- _TO BE DONE_: Reproduce all the entries exactly and keep the pictures out.

%%

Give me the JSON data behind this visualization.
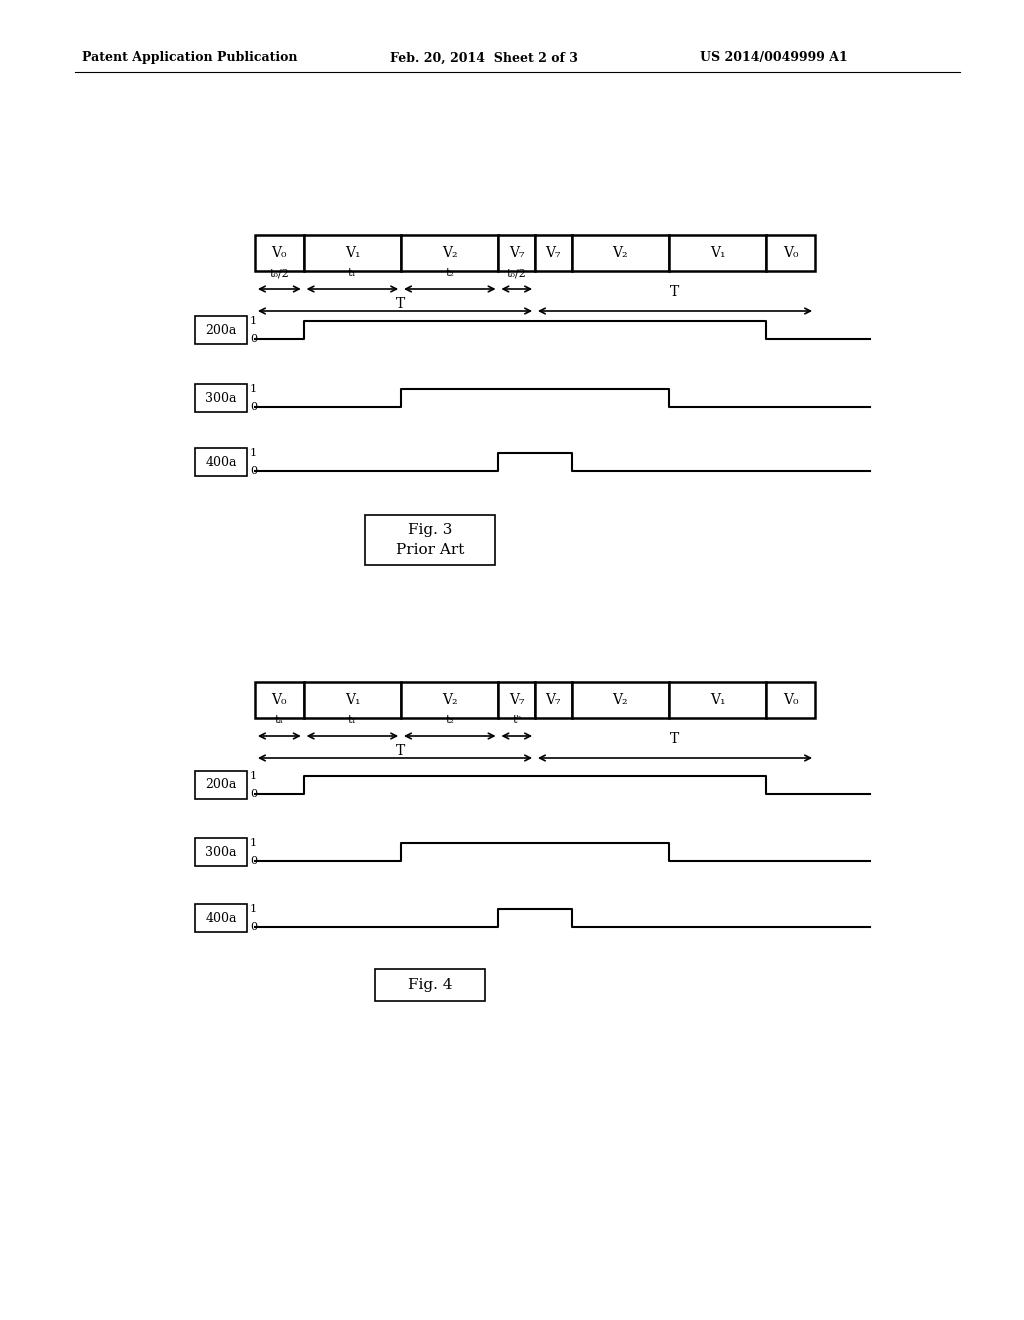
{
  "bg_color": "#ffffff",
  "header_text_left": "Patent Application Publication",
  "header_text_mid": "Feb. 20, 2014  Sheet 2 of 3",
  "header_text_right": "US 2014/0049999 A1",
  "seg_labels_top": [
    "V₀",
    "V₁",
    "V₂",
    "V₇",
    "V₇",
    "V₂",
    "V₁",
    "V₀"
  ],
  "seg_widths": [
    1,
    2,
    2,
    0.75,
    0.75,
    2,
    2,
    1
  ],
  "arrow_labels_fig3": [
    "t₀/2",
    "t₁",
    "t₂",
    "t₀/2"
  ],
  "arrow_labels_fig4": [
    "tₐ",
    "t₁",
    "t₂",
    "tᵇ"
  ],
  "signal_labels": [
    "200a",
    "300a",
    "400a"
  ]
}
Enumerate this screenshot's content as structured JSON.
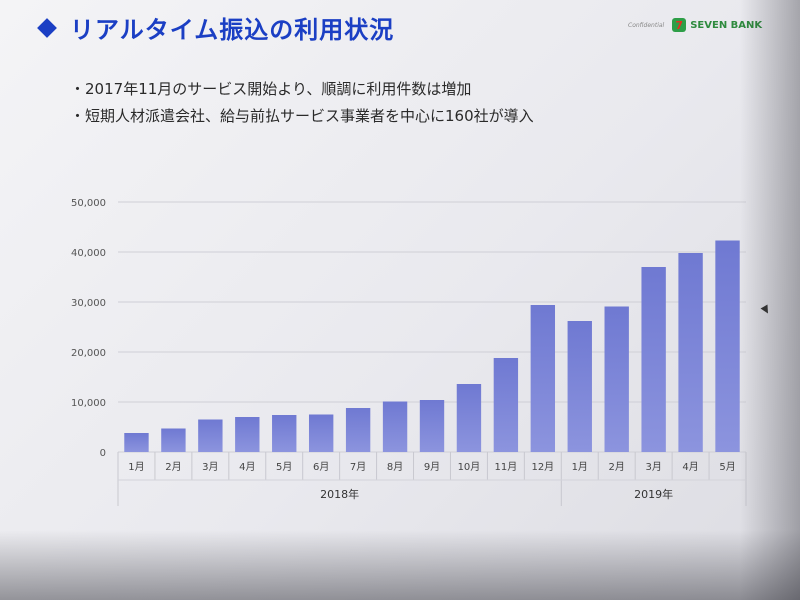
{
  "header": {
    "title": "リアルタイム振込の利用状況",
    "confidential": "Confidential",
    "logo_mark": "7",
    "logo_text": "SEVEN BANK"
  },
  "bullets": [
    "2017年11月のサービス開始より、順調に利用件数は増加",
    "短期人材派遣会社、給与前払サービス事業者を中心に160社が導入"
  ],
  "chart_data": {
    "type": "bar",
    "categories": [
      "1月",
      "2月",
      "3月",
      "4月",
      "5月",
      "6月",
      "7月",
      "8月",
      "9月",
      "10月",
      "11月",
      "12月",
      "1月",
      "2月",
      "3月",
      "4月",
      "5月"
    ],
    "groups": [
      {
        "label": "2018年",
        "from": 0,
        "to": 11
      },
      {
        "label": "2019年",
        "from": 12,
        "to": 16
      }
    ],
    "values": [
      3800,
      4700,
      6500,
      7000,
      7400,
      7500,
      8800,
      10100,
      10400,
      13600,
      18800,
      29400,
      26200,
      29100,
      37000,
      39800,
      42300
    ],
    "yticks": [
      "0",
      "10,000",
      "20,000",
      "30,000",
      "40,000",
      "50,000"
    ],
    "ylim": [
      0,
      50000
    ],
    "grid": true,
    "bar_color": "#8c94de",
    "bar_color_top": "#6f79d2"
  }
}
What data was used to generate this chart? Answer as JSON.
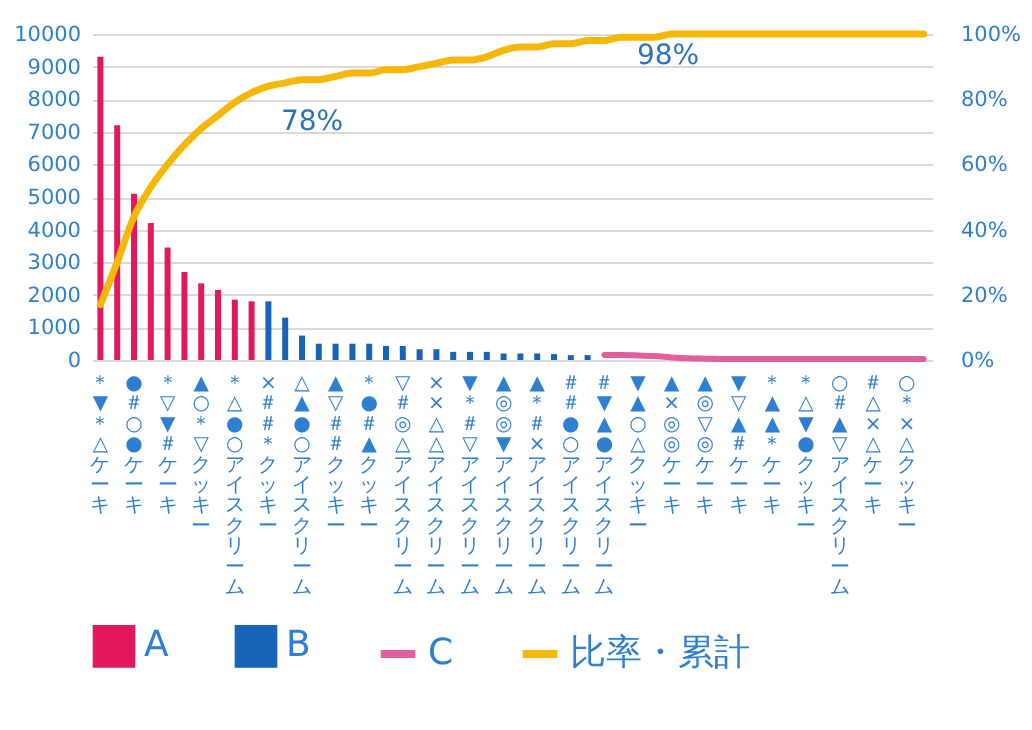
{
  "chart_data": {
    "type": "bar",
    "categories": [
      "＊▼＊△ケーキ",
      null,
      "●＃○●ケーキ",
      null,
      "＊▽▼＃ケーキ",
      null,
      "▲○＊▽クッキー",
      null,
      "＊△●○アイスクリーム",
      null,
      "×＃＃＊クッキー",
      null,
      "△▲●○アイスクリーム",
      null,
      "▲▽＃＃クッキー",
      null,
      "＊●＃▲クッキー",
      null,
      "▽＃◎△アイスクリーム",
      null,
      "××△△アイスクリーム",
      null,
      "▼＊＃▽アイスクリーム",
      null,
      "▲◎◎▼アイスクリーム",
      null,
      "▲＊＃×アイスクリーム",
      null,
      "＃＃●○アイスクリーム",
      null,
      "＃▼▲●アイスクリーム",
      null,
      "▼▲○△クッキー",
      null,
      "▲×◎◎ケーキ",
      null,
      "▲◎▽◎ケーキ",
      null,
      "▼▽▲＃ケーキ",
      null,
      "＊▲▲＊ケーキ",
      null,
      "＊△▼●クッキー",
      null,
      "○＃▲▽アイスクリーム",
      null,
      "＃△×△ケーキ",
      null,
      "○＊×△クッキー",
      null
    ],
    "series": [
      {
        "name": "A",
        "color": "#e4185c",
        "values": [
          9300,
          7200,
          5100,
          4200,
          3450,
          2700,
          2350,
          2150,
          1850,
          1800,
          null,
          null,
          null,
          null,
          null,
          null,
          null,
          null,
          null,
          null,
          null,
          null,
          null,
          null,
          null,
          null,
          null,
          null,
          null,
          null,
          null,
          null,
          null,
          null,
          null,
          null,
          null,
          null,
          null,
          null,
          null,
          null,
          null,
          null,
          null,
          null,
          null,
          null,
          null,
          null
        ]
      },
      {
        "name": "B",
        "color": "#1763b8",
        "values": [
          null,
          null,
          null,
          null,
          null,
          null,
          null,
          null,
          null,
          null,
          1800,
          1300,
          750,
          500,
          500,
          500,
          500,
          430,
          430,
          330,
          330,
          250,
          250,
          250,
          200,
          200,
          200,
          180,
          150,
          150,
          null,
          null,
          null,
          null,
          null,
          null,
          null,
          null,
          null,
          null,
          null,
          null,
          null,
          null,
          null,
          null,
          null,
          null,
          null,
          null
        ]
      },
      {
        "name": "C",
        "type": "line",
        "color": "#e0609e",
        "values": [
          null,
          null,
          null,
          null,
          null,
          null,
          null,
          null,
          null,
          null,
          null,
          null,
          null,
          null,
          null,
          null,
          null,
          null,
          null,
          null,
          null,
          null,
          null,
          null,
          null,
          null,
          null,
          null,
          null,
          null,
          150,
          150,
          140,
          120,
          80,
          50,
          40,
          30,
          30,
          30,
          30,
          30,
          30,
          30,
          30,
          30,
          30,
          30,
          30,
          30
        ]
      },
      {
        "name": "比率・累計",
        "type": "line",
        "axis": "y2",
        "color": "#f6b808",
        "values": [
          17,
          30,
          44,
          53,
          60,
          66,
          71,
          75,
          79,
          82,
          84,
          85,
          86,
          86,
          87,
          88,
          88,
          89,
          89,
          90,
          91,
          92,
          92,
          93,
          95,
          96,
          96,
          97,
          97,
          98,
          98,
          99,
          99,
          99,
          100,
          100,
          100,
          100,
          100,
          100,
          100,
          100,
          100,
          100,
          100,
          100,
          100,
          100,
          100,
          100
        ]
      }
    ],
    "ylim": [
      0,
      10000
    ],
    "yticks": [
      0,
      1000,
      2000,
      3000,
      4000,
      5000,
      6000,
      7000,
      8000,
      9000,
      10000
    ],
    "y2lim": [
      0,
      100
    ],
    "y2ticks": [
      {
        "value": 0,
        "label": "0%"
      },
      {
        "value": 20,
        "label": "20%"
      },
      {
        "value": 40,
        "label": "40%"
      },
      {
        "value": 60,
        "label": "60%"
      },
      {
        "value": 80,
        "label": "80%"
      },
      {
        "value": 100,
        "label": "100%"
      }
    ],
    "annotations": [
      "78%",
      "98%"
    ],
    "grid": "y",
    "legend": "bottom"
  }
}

%%

- _RESPONSE TO THE TASK_:
Give me the JSON data behind this visualization.
{
  "bg_color": "#ffffff",
  "header_text_left": "Patent Application Publication",
  "header_text_mid": "Feb. 20, 2014  Sheet 2 of 3",
  "header_text_right": "US 2014/0049999 A1",
  "seg_labels_top": [
    "V₀",
    "V₁",
    "V₂",
    "V₇",
    "V₇",
    "V₂",
    "V₁",
    "V₀"
  ],
  "seg_widths": [
    1,
    2,
    2,
    0.75,
    0.75,
    2,
    2,
    1
  ],
  "arrow_labels_fig3": [
    "t₀/2",
    "t₁",
    "t₂",
    "t₀/2"
  ],
  "arrow_labels_fig4": [
    "tₐ",
    "t₁",
    "t₂",
    "tᵇ"
  ],
  "signal_labels": [
    "200a",
    "300a",
    "400a"
  ]
}
Enumerate this screenshot's content as structured JSON.
{
  "header": {
    "title": "リアルタイム振込の利用状況",
    "confidential": "Confidential",
    "logo_mark": "7",
    "logo_text": "SEVEN BANK"
  },
  "bullets": [
    "2017年11月のサービス開始より、順調に利用件数は増加",
    "短期人材派遣会社、給与前払サービス事業者を中心に160社が導入"
  ],
  "chart_data": {
    "type": "bar",
    "categories": [
      "1月",
      "2月",
      "3月",
      "4月",
      "5月",
      "6月",
      "7月",
      "8月",
      "9月",
      "10月",
      "11月",
      "12月",
      "1月",
      "2月",
      "3月",
      "4月",
      "5月"
    ],
    "groups": [
      {
        "label": "2018年",
        "from": 0,
        "to": 11
      },
      {
        "label": "2019年",
        "from": 12,
        "to": 16
      }
    ],
    "values": [
      3800,
      4700,
      6500,
      7000,
      7400,
      7500,
      8800,
      10100,
      10400,
      13600,
      18800,
      29400,
      26200,
      29100,
      37000,
      39800,
      42300
    ],
    "yticks": [
      "0",
      "10,000",
      "20,000",
      "30,000",
      "40,000",
      "50,000"
    ],
    "ylim": [
      0,
      50000
    ],
    "grid": true,
    "bar_color": "#8c94de",
    "bar_color_top": "#6f79d2"
  }
}
What data was used to generate this chart? Answer as JSON.
{
  "chart_data": {
    "type": "bar",
    "categories": [
      "＊▼＊△ケーキ",
      null,
      "●＃○●ケーキ",
      null,
      "＊▽▼＃ケーキ",
      null,
      "▲○＊▽クッキー",
      null,
      "＊△●○アイスクリーム",
      null,
      "×＃＃＊クッキー",
      null,
      "△▲●○アイスクリーム",
      null,
      "▲▽＃＃クッキー",
      null,
      "＊●＃▲クッキー",
      null,
      "▽＃◎△アイスクリーム",
      null,
      "××△△アイスクリーム",
      null,
      "▼＊＃▽アイスクリーム",
      null,
      "▲◎◎▼アイスクリーム",
      null,
      "▲＊＃×アイスクリーム",
      null,
      "＃＃●○アイスクリーム",
      null,
      "＃▼▲●アイスクリーム",
      null,
      "▼▲○△クッキー",
      null,
      "▲×◎◎ケーキ",
      null,
      "▲◎▽◎ケーキ",
      null,
      "▼▽▲＃ケーキ",
      null,
      "＊▲▲＊ケーキ",
      null,
      "＊△▼●クッキー",
      null,
      "○＃▲▽アイスクリーム",
      null,
      "＃△×△ケーキ",
      null,
      "○＊×△クッキー",
      null
    ],
    "series": [
      {
        "name": "A",
        "color": "#e4185c",
        "values": [
          9300,
          7200,
          5100,
          4200,
          3450,
          2700,
          2350,
          2150,
          1850,
          1800,
          null,
          null,
          null,
          null,
          null,
          null,
          null,
          null,
          null,
          null,
          null,
          null,
          null,
          null,
          null,
          null,
          null,
          null,
          null,
          null,
          null,
          null,
          null,
          null,
          null,
          null,
          null,
          null,
          null,
          null,
          null,
          null,
          null,
          null,
          null,
          null,
          null,
          null,
          null,
          null
        ]
      },
      {
        "name": "B",
        "color": "#1763b8",
        "values": [
          null,
          null,
          null,
          null,
          null,
          null,
          null,
          null,
          null,
          null,
          1800,
          1300,
          750,
          500,
          500,
          500,
          500,
          430,
          430,
          330,
          330,
          250,
          250,
          250,
          200,
          200,
          200,
          180,
          150,
          150,
          null,
          null,
          null,
          null,
          null,
          null,
          null,
          null,
          null,
          null,
          null,
          null,
          null,
          null,
          null,
          null,
          null,
          null,
          null,
          null
        ]
      },
      {
        "name": "C",
        "type": "line",
        "color": "#e0609e",
        "values": [
          null,
          null,
          null,
          null,
          null,
          null,
          null,
          null,
          null,
          null,
          null,
          null,
          null,
          null,
          null,
          null,
          null,
          null,
          null,
          null,
          null,
          null,
          null,
          null,
          null,
          null,
          null,
          null,
          null,
          null,
          150,
          150,
          140,
          120,
          80,
          50,
          40,
          30,
          30,
          30,
          30,
          30,
          30,
          30,
          30,
          30,
          30,
          30,
          30,
          30
        ]
      },
      {
        "name": "比率・累計",
        "type": "line",
        "axis": "y2",
        "color": "#f6b808",
        "values": [
          17,
          30,
          44,
          53,
          60,
          66,
          71,
          75,
          79,
          82,
          84,
          85,
          86,
          86,
          87,
          88,
          88,
          89,
          89,
          90,
          91,
          92,
          92,
          93,
          95,
          96,
          96,
          97,
          97,
          98,
          98,
          99,
          99,
          99,
          100,
          100,
          100,
          100,
          100,
          100,
          100,
          100,
          100,
          100,
          100,
          100,
          100,
          100,
          100,
          100
        ]
      }
    ],
    "ylim": [
      0,
      10000
    ],
    "yticks": [
      0,
      1000,
      2000,
      3000,
      4000,
      5000,
      6000,
      7000,
      8000,
      9000,
      10000
    ],
    "y2lim": [
      0,
      100
    ],
    "y2ticks": [
      {
        "value": 0,
        "label": "0%"
      },
      {
        "value": 20,
        "label": "20%"
      },
      {
        "value": 40,
        "label": "40%"
      },
      {
        "value": 60,
        "label": "60%"
      },
      {
        "value": 80,
        "label": "80%"
      },
      {
        "value": 100,
        "label": "100%"
      }
    ],
    "annotations": [
      "78%",
      "98%"
    ],
    "grid": "y",
    "legend": "bottom"
  }
}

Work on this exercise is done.